Recorded data:
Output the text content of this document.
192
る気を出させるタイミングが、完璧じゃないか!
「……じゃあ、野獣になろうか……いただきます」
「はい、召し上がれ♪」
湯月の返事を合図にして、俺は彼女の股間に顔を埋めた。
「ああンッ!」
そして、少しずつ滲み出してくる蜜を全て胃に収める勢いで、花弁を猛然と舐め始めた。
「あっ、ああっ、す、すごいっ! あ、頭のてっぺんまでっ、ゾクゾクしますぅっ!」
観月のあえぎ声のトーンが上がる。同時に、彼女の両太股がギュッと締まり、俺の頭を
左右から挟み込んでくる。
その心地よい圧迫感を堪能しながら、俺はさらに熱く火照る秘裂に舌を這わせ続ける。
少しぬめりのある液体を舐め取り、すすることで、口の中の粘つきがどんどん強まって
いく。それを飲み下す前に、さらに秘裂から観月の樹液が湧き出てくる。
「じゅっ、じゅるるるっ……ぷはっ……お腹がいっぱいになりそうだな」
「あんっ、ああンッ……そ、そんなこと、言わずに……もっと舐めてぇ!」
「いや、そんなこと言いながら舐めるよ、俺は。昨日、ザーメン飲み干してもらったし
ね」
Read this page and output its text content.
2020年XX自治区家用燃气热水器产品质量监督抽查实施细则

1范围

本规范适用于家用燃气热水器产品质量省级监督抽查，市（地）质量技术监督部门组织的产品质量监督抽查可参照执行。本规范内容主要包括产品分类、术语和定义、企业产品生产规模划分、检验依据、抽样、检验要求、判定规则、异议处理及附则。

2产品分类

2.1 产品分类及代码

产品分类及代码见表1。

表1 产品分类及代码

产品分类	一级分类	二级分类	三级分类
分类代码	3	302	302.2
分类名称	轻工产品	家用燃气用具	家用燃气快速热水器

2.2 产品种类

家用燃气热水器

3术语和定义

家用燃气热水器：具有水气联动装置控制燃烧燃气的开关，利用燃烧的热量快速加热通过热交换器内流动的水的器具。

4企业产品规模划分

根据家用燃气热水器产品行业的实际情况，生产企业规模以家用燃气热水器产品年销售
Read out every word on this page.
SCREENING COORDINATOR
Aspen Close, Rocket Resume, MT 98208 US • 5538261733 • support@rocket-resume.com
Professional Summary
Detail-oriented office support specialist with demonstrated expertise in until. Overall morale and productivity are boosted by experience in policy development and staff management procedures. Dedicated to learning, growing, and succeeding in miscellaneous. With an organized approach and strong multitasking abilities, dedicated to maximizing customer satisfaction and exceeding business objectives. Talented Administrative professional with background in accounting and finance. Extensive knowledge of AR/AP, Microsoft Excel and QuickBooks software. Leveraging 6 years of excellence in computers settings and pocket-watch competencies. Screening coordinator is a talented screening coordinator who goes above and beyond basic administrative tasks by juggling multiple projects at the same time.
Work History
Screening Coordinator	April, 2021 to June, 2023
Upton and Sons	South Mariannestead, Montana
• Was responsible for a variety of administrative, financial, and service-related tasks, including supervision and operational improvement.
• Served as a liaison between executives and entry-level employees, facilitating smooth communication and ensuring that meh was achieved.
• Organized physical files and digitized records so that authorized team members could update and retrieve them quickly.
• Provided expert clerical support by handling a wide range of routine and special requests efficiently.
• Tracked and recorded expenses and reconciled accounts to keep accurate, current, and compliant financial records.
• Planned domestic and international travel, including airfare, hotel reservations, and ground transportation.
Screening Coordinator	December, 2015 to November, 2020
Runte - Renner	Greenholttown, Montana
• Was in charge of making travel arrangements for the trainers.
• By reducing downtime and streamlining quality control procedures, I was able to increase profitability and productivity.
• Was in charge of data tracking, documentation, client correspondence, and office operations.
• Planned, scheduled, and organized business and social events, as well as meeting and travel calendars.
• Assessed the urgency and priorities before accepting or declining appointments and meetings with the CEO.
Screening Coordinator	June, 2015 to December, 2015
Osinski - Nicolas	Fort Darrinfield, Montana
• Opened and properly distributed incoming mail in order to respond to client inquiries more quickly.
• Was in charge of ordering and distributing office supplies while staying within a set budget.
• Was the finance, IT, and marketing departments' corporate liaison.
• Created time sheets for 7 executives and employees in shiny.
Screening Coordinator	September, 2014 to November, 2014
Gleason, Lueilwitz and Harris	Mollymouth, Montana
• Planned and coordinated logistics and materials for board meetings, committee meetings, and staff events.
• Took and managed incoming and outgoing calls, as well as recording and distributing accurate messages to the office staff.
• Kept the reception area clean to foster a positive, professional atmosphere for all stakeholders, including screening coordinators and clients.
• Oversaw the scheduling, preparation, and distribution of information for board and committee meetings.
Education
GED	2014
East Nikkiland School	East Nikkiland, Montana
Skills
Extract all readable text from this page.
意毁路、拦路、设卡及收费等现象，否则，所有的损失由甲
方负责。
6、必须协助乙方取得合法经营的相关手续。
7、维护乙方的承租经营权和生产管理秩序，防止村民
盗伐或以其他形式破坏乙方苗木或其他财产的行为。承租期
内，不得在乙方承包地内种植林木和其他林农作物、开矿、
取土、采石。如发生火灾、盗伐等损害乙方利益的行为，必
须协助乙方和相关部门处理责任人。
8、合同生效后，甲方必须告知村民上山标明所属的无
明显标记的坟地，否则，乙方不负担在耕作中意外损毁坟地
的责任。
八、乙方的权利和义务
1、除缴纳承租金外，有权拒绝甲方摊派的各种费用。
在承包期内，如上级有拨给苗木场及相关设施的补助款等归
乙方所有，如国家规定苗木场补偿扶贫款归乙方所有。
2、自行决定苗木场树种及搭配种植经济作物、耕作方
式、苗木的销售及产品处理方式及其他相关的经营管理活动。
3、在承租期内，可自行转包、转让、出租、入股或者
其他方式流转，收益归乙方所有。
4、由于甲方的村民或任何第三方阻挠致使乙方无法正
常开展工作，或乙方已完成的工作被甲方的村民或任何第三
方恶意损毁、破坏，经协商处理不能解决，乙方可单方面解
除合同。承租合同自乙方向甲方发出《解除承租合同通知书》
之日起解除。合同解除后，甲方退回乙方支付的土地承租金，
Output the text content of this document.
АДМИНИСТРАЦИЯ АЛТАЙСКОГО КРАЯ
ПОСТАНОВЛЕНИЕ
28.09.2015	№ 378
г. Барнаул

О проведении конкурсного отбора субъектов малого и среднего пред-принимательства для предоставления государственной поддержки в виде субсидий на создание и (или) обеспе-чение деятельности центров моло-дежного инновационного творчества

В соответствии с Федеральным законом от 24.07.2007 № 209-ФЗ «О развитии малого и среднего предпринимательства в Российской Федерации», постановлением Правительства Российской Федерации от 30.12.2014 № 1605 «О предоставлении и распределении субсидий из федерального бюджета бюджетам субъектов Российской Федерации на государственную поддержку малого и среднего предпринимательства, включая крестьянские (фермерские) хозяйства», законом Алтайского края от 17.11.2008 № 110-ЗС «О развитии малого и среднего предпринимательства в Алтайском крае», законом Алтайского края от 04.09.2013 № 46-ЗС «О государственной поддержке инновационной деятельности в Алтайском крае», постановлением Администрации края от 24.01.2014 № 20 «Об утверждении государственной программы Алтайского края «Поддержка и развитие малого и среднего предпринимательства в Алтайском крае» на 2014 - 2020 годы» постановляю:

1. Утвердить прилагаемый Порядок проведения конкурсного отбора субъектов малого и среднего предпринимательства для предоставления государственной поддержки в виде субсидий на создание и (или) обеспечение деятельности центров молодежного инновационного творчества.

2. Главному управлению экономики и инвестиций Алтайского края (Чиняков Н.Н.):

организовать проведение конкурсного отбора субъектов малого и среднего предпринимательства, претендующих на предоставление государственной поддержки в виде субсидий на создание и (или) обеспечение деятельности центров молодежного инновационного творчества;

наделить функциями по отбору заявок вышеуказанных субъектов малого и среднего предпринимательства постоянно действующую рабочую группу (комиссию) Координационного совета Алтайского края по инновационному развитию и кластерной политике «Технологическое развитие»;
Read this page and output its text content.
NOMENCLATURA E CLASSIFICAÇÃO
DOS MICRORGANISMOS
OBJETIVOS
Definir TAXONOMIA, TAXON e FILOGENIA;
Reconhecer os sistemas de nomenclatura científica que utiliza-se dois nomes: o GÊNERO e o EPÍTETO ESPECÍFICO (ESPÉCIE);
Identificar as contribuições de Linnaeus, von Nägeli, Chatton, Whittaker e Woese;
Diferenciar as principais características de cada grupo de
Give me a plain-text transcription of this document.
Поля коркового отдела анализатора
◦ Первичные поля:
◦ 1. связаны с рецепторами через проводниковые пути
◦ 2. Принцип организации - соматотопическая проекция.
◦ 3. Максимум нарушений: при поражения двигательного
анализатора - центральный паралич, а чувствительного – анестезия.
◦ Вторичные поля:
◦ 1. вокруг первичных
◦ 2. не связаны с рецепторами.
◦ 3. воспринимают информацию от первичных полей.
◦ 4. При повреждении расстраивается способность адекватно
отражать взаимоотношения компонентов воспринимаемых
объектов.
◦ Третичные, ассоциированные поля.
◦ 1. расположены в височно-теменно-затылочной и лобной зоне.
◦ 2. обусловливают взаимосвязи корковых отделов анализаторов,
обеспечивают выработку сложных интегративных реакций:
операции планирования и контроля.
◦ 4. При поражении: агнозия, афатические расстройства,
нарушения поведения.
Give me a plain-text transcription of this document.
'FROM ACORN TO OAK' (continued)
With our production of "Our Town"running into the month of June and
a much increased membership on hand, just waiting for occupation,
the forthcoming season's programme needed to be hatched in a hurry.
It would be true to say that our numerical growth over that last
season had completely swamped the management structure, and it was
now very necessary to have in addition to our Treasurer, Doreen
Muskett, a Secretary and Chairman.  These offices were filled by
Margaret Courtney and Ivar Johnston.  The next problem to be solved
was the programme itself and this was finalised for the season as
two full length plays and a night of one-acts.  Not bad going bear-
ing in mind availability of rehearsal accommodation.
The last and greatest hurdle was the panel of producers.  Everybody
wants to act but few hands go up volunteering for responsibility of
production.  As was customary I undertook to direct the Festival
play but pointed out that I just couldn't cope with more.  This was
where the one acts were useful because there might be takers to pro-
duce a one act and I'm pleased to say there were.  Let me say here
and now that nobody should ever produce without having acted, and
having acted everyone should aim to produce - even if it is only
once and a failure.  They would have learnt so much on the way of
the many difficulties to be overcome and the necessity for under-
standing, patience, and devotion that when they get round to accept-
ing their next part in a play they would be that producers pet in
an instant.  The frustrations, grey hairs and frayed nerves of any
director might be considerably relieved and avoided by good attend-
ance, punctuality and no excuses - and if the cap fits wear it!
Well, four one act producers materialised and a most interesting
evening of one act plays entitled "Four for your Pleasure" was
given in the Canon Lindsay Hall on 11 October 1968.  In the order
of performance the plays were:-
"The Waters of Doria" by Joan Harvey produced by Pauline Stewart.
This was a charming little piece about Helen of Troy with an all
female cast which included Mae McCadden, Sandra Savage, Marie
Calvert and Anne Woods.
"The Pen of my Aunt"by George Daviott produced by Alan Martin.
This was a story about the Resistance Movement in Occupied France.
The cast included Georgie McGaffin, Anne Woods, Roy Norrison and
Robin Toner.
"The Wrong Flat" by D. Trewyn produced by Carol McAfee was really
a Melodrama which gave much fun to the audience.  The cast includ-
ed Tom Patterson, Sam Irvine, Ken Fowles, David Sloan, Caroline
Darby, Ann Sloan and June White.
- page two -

**Exercise aim**
Which lines contain "there"? Copy each of them.

**Solution**
where the one acts were useful because there might be takers to pro-
duce a one act and I'm pleased to say there were.  Let me say here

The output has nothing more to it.